=== GIVEN PROBLEM ===
From the listing below, pull out every line where the string "position" appears.

=== ROWS ===
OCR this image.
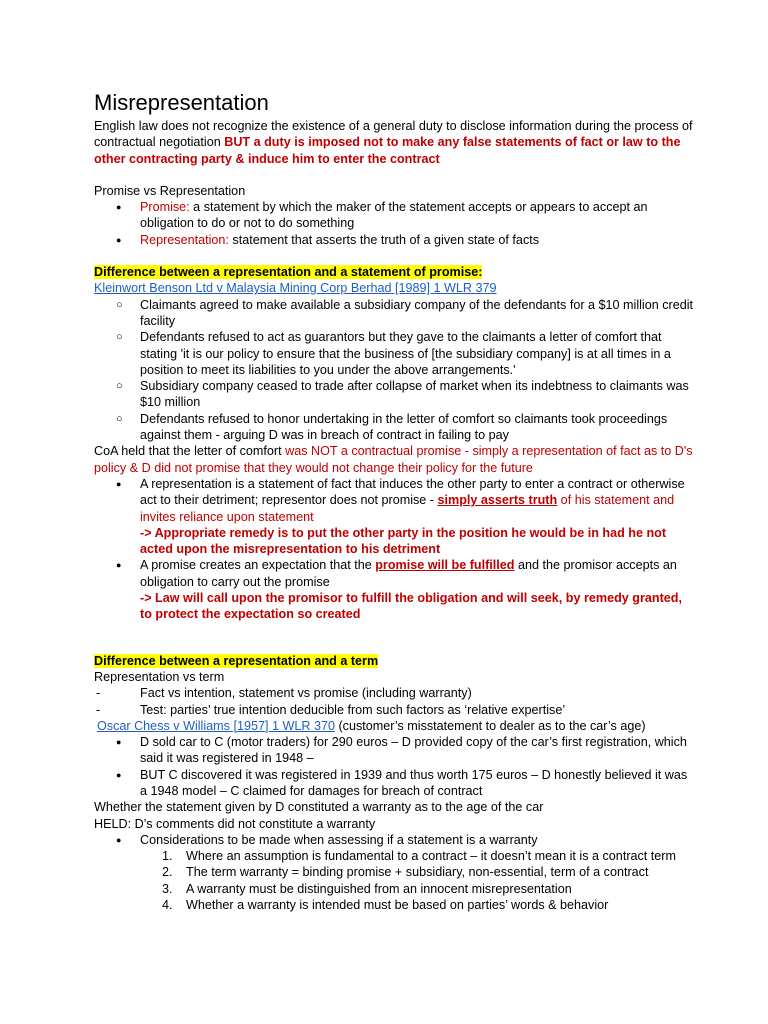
Misrepresentation

English law does not recognize the existence of a general duty to disclose information during the process of contractual negotiation BUT a duty is imposed not to make any false statements of fact or law to the other contracting party & induce him to enter the contract

Promise vs Representation

● Promise: a statement by which the maker of the statement accepts or appears to accept an obligation to do or not to do something
● Representation: statement that asserts the truth of a given state of facts

Difference between a representation and a statement of promise:

Kleinwort Benson Ltd v Malaysia Mining Corp Berhad [1989] 1 WLR 379

○ Claimants agreed to make available a subsidiary company of the defendants for a $10 million credit facility
○ Defendants refused to act as guarantors but they gave to the claimants a letter of comfort that stating 'it is our policy to ensure that the business of [the subsidiary company] is at all times in a position to meet its liabilities to you under the above arrangements.'
○ Subsidiary company ceased to trade after collapse of market when its indebtness to claimants was $10 million
○ Defendants refused to honor undertaking in the letter of comfort so claimants took proceedings against them - arguing D was in breach of contract in failing to pay

CoA held that the letter of comfort was NOT a contractual promise - simply a representation of fact as to D's policy & D did not promise that they would not change their policy for the future

● A representation is a statement of fact that induces the other party to enter a contract or otherwise act to their detriment; representor does not promise - simply asserts truth of his statement and invites reliance upon statement
-> Appropriate remedy is to put the other party in the position he would be in had he not acted upon the misrepresentation to his detriment
● A promise creates an expectation that the promise will be fulfilled and the promisor accepts an obligation to carry out the promise
-> Law will call upon the promisor to fulfill the obligation and will seek, by remedy granted, to protect the expectation so created

Difference between a representation and a term

Representation vs term

-	Fact vs intention, statement vs promise (including warranty)
-	Test: parties’ true intention deducible from such factors as ‘relative expertise’

Oscar Chess v Williams [1957] 1 WLR 370 (customer’s misstatement to dealer as to the car’s age)

● D sold car to C (motor traders) for 290 euros – D provided copy of the car’s first registration, which said it was registered in 1948 –
● BUT C discovered it was registered in 1939 and thus worth 175 euros – D honestly believed it was a 1948 model – C claimed for damages for breach of contract

Whether the statement given by D constituted a warranty as to the age of the car

HELD: D’s comments did not constitute a warranty

● Considerations to be made when assessing if a statement is a warranty
1. Where an assumption is fundamental to a contract – it doesn’t mean it is a contract term
2. The term warranty = binding promise + subsidiary, non-essential, term of a contract
3. A warranty must be distinguished from an innocent misrepresentation
4. Whether a warranty is intended must be based on parties’ words & behavior
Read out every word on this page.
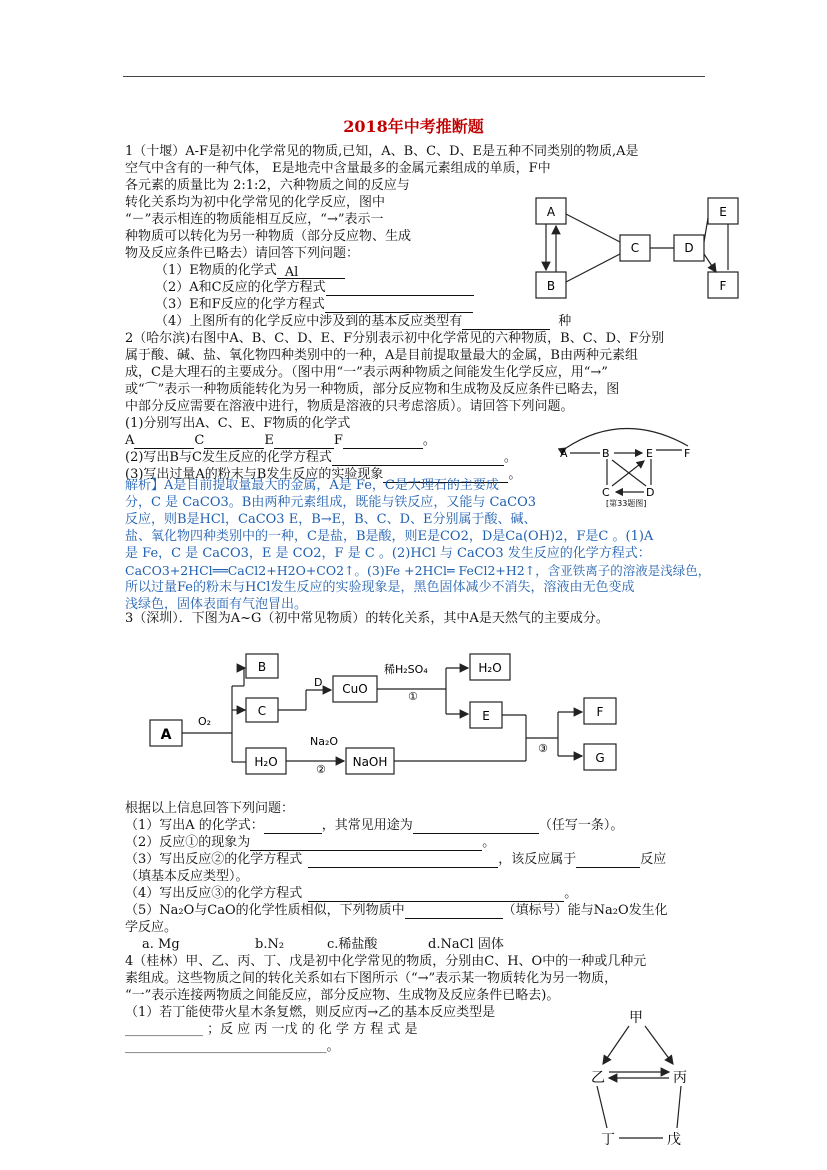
2018年中考推断题
1（十堰）A-F是初中化学常见的物质,已知，A、B、C、D、E是五种不同类别的物质,A是
空气中含有的一种气体， E是地壳中含量最多的金属元素组成的单质，F中
各元素的质量比为 2:1:2，六种物质之间的反应与
转化关系均为初中化学常见的化学反应，图中
“－”表示相连的物质能相互反应，“→”表示一
种物质可以转化为另一种物质（部分反应物、生成
物及反应条件已略去）请回答下列问题：
（1）E物质的化学式 Al
（2）A和C反应的化学方程式
（3）E和F反应的化学方程式
（4）上图所有的化学反应中涉及到的基本反应类型有	种
A
B
C	D
E
F
2（哈尔滨)右图中A、B、C、D、E、F分别表示初中化学常见的六种物质，B、C、D、F分别
属于酸、碱、盐、氧化物四种类别中的一种，A是目前提取量最大的金属，B由两种元素组
成，C是大理石的主要成分。（图中用“一”表示两种物质之间能发生化学反应，用“→”
或“⌒”表示一种物质能转化为另一种物质，部分反应物和生成物及反应条件已略去，图
中部分反应需要在溶液中进行，物质是溶液的只考虑溶质）。请回答下列问题。
(1)分别写出A、C、E、F物质的化学式
A	C	E	F	。
(2)写出B与C发生反应的化学方程式	。
(3)写出过量A的粉末与B发生反应的实验现象	。
A	B	E	F
C	D
[第33题图]
解析】A是目前提取量最大的金属，A是 Fe，C是大理石的主要成
分，C 是 CaCO3。B由两种元素组成，既能与铁反应，又能与 CaCO3
反应，则B是HCl，CaCO3 E，B→E，B、C、D、E分别属于酸、碱、
盐、氧化物四种类别中的一种，C是盐，B是酸，则E是CO2，D是Ca(OH)2，F是C 。(1)A
是 Fe，C 是 CaCO3，E 是 CO2，F 是 C 。(2)HCl 与 CaCO3 发生反应的化学方程式：
CaCO3+2HCl══CaCl2+H2O+CO2↑。(3)Fe +2HCl═ FeCl2+H2↑，含亚铁离子的溶液是浅绿色，
所以过量Fe的粉末与HCl发生反应的实验现象是，黑色固体减少不消失，溶液由无色变成
浅绿色，固体表面有气泡冒出。
3（深圳）．下图为A~G（初中常见物质）的转化关系，其中A是天然气的主要成分。
A
O₂
B
C
D CuO
稀H₂SO₄
①
H₂O
E
H₂O
Na₂O
②
NaOH
③
F
G
根据以上信息回答下列问题：
（1）写出A 的化学式：	，其常见用途为	（任写一条）。
（2）反应①的现象为	。
（3）写出反应②的化学方程式	，该反应属于	反应
（填基本反应类型）。
（4）写出反应③的化学方程式	。
（5）Na₂O与CaO的化学性质相似，下列物质中	（填标号）能与Na₂O发生化
学反应。
a. Mg	b.N₂	c.稀盐酸	d.NaCl 固体
4（桂林）甲、乙、丙、丁、戊是初中化学常见的物质，分别由C、H、O中的一种或几种元
素组成。这些物质之间的转化关系如右下图所示（“→”表示某一物质转化为另一物质，
“一”表示连接两物质之间能反应，部分反应物、生成物及反应条件已略去)。
（1）若丁能使带火星木条复燃，则反应丙→乙的基本反应类型是
____________ ；反 应 丙 一戊 的 化 学 方 程 式 是
_______________________________。
甲
乙	丙
丁	戊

=== OUTPUT FOR THIS TASK ===
○ Defendants refused to act as guarantors but they gave to the claimants a letter of comfort that stating 'it is our policy to ensure that the business of [the subsidiary company] is at all times in a position to meet its liabilities to you under the above arrangements.'
-> Appropriate remedy is to put the other party in the position he would be in had he not acted upon the misrepresentation to his detriment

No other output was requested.